* [EXERCISE PROMPT]: Copy out all the entries below with each instance of "zat sisa" replaced by "bahan sisa" and nothing else altered.

# start of AVAILABLE DATA

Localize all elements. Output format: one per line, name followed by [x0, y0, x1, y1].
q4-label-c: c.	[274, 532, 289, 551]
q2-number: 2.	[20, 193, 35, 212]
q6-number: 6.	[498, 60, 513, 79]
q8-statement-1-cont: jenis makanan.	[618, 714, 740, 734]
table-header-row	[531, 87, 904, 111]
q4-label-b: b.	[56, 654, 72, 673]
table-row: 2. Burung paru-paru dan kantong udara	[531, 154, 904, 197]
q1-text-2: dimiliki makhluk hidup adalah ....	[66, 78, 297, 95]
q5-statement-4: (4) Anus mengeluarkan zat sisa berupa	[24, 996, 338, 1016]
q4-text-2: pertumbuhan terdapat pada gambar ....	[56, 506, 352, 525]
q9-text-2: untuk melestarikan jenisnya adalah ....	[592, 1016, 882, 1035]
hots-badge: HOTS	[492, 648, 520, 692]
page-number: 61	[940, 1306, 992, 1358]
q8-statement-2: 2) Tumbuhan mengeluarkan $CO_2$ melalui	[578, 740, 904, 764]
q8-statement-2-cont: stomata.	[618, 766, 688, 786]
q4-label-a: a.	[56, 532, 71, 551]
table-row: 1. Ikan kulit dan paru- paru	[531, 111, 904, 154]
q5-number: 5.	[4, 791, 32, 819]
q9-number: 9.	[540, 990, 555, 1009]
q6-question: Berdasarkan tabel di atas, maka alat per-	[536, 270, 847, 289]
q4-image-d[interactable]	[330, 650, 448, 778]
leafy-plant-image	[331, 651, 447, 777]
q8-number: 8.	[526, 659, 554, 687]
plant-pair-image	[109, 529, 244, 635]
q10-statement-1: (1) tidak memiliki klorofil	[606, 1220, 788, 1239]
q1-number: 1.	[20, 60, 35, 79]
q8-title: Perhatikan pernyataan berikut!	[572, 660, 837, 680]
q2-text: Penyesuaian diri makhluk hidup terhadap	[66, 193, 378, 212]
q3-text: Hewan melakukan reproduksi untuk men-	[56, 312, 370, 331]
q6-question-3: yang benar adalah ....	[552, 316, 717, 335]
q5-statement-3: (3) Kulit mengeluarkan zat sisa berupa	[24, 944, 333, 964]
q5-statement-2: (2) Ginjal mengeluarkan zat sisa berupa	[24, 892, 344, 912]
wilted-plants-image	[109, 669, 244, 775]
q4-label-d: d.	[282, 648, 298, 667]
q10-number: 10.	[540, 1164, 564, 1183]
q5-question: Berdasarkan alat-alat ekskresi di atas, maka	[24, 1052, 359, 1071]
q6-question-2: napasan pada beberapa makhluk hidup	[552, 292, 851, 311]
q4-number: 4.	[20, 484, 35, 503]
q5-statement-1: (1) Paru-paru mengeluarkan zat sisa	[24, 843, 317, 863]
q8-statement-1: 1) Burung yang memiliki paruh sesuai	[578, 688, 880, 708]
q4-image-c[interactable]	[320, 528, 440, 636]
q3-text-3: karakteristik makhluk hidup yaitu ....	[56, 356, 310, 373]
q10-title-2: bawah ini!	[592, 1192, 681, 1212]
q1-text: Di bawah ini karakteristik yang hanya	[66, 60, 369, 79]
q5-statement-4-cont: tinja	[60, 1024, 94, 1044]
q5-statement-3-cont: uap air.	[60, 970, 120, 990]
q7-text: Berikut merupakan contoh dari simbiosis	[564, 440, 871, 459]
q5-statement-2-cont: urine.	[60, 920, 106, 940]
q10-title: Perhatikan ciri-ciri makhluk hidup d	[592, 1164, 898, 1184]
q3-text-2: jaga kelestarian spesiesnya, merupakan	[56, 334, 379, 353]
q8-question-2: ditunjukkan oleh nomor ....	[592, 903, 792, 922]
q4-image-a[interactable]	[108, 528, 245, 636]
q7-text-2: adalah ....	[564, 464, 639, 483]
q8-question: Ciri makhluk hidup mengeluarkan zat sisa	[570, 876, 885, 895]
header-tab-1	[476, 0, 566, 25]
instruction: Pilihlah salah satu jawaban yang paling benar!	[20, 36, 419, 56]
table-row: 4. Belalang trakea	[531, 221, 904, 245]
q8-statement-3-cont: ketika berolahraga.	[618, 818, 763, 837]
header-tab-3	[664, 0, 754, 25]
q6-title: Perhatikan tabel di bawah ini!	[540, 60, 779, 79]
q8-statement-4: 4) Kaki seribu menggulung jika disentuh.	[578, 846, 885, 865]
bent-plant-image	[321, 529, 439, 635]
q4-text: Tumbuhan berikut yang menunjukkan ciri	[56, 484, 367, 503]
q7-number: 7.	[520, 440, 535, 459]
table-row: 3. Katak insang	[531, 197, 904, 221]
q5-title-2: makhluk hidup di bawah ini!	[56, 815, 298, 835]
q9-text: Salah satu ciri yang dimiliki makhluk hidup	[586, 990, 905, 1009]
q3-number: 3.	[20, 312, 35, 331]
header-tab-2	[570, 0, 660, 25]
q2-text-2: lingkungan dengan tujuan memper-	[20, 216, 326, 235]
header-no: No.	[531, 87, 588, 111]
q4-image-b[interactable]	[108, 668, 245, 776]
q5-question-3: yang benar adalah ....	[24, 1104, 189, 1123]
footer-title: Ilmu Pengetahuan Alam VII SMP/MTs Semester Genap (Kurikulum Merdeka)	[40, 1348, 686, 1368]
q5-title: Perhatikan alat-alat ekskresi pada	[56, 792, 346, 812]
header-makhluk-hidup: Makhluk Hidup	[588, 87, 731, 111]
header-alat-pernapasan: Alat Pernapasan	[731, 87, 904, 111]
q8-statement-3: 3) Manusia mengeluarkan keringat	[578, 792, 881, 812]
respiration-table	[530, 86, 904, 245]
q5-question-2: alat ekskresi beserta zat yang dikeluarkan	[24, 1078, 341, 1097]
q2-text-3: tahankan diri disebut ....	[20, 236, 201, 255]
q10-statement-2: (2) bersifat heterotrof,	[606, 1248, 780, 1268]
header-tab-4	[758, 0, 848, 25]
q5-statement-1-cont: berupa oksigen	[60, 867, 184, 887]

# end of AVAILABLE DATA

* [SOLUTION FOR THIS TASK]:
Localize all elements. Output format: one per line, name followed by [x0, y0, x1, y1].
q4-label-c: c.	[274, 532, 289, 551]
q2-number: 2.	[20, 193, 35, 212]
q6-number: 6.	[498, 60, 513, 79]
q8-statement-1-cont: jenis makanan.	[618, 714, 740, 734]
table-header-row	[531, 87, 904, 111]
q4-label-b: b.	[56, 654, 72, 673]
table-row: 2. Burung paru-paru dan kantong udara	[531, 154, 904, 197]
q1-text-2: dimiliki makhluk hidup adalah ....	[66, 78, 297, 95]
q5-statement-4: (4) Anus mengeluarkan bahan sisa berupa	[24, 996, 338, 1016]
q4-text-2: pertumbuhan terdapat pada gambar ....	[56, 506, 352, 525]
q9-text-2: untuk melestarikan jenisnya adalah ....	[592, 1016, 882, 1035]
hots-badge: HOTS	[492, 648, 520, 692]
page-number: 61	[940, 1306, 992, 1358]
q8-statement-2: 2) Tumbuhan mengeluarkan $CO_2$ melalui	[578, 740, 904, 764]
q8-statement-2-cont: stomata.	[618, 766, 688, 786]
q4-label-a: a.	[56, 532, 71, 551]
table-row: 1. Ikan kulit dan paru- paru	[531, 111, 904, 154]
q5-number: 5.	[4, 791, 32, 819]
q9-number: 9.	[540, 990, 555, 1009]
q6-question: Berdasarkan tabel di atas, maka alat per-	[536, 270, 847, 289]
q4-image-d[interactable]	[330, 650, 448, 778]
leafy-plant-image	[331, 651, 447, 777]
q8-number: 8.	[526, 659, 554, 687]
plant-pair-image	[109, 529, 244, 635]
q10-statement-1: (1) tidak memiliki klorofil	[606, 1220, 788, 1239]
q1-number: 1.	[20, 60, 35, 79]
q8-title: Perhatikan pernyataan berikut!	[572, 660, 837, 680]
q2-text: Penyesuaian diri makhluk hidup terhadap	[66, 193, 378, 212]
q3-text: Hewan melakukan reproduksi untuk men-	[56, 312, 370, 331]
q6-question-3: yang benar adalah ....	[552, 316, 717, 335]
q5-statement-3: (3) Kulit mengeluarkan bahan sisa berupa	[24, 944, 333, 964]
q5-statement-2: (2) Ginjal mengeluarkan bahan sisa berupa	[24, 892, 344, 912]
wilted-plants-image	[109, 669, 244, 775]
q4-label-d: d.	[282, 648, 298, 667]
q10-number: 10.	[540, 1164, 564, 1183]
q5-question: Berdasarkan alat-alat ekskresi di atas, maka	[24, 1052, 359, 1071]
q6-question-2: napasan pada beberapa makhluk hidup	[552, 292, 851, 311]
q4-number: 4.	[20, 484, 35, 503]
q5-statement-1: (1) Paru-paru mengeluarkan bahan sisa	[24, 843, 317, 863]
q8-statement-1: 1) Burung yang memiliki paruh sesuai	[578, 688, 880, 708]
q4-image-c[interactable]	[320, 528, 440, 636]
q3-text-3: karakteristik makhluk hidup yaitu ....	[56, 356, 310, 373]
q10-title-2: bawah ini!	[592, 1192, 681, 1212]
q1-text: Di bawah ini karakteristik yang hanya	[66, 60, 369, 79]
q5-statement-4-cont: tinja	[60, 1024, 94, 1044]
q5-statement-3-cont: uap air.	[60, 970, 120, 990]
q7-text: Berikut merupakan contoh dari simbiosis	[564, 440, 871, 459]
q5-statement-2-cont: urine.	[60, 920, 106, 940]
q10-title: Perhatikan ciri-ciri makhluk hidup d	[592, 1164, 898, 1184]
q3-text-2: jaga kelestarian spesiesnya, merupakan	[56, 334, 379, 353]
q8-question-2: ditunjukkan oleh nomor ....	[592, 903, 792, 922]
q4-image-a[interactable]	[108, 528, 245, 636]
q7-text-2: adalah ....	[564, 464, 639, 483]
q8-question: Ciri makhluk hidup mengeluarkan bahan sisa	[570, 876, 885, 895]
header-tab-1	[476, 0, 566, 25]
instruction: Pilihlah salah satu jawaban yang paling benar!	[20, 36, 419, 56]
table-row: 4. Belalang trakea	[531, 221, 904, 245]
q8-statement-3-cont: ketika berolahraga.	[618, 818, 763, 837]
header-tab-3	[664, 0, 754, 25]
q6-title: Perhatikan tabel di bawah ini!	[540, 60, 779, 79]
q8-statement-4: 4) Kaki seribu menggulung jika disentuh.	[578, 846, 885, 865]
bent-plant-image	[321, 529, 439, 635]
q4-text: Tumbuhan berikut yang menunjukkan ciri	[56, 484, 367, 503]
q7-number: 7.	[520, 440, 535, 459]
table-row: 3. Katak insang	[531, 197, 904, 221]
q5-title-2: makhluk hidup di bawah ini!	[56, 815, 298, 835]
q9-text: Salah satu ciri yang dimiliki makhluk hidup	[586, 990, 905, 1009]
q3-number: 3.	[20, 312, 35, 331]
header-tab-2	[570, 0, 660, 25]
q2-text-2: lingkungan dengan tujuan memper-	[20, 216, 326, 235]
header-no: No.	[531, 87, 588, 111]
q4-image-b[interactable]	[108, 668, 245, 776]
q5-question-3: yang benar adalah ....	[24, 1104, 189, 1123]
footer-title: Ilmu Pengetahuan Alam VII SMP/MTs Semester Genap (Kurikulum Merdeka)	[40, 1348, 686, 1368]
q5-title: Perhatikan alat-alat ekskresi pada	[56, 792, 346, 812]
header-makhluk-hidup: Makhluk Hidup	[588, 87, 731, 111]
header-alat-pernapasan: Alat Pernapasan	[731, 87, 904, 111]
q8-statement-3: 3) Manusia mengeluarkan keringat	[578, 792, 881, 812]
respiration-table	[530, 86, 904, 245]
q5-question-2: alat ekskresi beserta zat yang dikeluarkan	[24, 1078, 341, 1097]
q2-text-3: tahankan diri disebut ....	[20, 236, 201, 255]
q10-statement-2: (2) bersifat heterotrof,	[606, 1248, 780, 1268]
header-tab-4	[758, 0, 848, 25]
q5-statement-1-cont: berupa oksigen	[60, 867, 184, 887]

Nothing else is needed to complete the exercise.